═══ Dataset records ═══

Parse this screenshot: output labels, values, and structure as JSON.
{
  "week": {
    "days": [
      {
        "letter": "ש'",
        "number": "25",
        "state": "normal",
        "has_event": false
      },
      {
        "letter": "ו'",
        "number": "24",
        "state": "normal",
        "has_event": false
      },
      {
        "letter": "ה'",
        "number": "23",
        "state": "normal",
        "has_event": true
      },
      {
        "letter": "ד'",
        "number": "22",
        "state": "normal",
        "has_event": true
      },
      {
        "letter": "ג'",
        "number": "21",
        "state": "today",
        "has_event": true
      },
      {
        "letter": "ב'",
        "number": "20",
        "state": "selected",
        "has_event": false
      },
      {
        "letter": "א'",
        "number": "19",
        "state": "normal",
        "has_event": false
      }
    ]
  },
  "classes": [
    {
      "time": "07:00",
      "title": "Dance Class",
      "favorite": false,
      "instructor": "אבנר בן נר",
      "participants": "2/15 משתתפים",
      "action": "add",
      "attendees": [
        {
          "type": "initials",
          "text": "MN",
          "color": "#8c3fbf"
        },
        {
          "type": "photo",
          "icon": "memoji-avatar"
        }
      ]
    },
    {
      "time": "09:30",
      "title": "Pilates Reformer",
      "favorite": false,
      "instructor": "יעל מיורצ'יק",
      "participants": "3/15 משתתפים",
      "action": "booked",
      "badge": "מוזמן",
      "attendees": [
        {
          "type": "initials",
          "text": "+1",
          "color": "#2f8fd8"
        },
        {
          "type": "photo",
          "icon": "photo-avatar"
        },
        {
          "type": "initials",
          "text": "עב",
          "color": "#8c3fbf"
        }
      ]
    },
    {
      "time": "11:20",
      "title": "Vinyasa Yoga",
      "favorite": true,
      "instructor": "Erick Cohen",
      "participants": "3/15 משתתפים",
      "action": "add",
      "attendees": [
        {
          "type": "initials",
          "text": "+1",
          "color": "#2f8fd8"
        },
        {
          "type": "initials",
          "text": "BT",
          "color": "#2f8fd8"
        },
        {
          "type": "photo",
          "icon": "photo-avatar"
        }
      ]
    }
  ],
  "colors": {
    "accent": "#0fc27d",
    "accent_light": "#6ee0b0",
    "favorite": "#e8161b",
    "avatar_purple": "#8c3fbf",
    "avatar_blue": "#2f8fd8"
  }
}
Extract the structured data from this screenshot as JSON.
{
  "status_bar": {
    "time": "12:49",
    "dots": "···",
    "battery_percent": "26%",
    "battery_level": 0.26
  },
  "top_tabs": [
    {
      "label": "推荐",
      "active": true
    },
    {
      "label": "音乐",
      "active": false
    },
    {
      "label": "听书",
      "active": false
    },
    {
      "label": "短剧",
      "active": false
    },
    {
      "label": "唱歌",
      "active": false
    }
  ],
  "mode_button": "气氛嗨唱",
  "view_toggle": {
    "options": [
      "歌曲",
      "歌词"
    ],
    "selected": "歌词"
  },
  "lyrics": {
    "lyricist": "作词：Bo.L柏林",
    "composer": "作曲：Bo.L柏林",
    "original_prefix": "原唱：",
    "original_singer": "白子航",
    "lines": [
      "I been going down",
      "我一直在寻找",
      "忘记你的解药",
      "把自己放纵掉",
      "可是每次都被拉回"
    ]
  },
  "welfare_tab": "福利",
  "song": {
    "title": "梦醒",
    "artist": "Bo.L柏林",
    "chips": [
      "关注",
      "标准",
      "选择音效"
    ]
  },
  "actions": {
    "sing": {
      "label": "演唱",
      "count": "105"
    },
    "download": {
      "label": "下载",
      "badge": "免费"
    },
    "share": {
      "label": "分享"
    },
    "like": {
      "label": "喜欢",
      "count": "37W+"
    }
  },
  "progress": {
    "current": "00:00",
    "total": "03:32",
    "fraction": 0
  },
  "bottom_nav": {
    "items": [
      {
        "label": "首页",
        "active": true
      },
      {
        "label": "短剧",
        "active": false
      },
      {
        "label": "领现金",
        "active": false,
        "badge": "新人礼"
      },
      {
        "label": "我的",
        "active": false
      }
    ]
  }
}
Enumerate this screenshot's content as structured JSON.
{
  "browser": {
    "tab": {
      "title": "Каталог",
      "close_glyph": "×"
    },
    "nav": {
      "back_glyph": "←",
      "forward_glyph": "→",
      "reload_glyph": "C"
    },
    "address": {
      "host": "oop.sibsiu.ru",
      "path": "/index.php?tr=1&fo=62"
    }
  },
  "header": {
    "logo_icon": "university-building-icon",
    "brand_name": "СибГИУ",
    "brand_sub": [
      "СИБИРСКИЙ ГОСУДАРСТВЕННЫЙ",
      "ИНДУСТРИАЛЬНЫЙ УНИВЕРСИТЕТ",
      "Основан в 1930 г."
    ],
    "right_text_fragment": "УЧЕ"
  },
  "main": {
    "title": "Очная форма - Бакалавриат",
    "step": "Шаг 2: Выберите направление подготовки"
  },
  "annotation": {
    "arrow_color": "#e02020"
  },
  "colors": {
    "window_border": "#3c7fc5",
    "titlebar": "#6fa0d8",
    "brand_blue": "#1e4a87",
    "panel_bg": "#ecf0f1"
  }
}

═══

→ Exercise brief
Copy out each line in the listing that has the word "JSON".

→ Finished answer
Parse this screenshot: output labels, values, and structure as JSON.
Extract the structured data from this screenshot as JSON.
Enumerate this screenshot's content as structured JSON.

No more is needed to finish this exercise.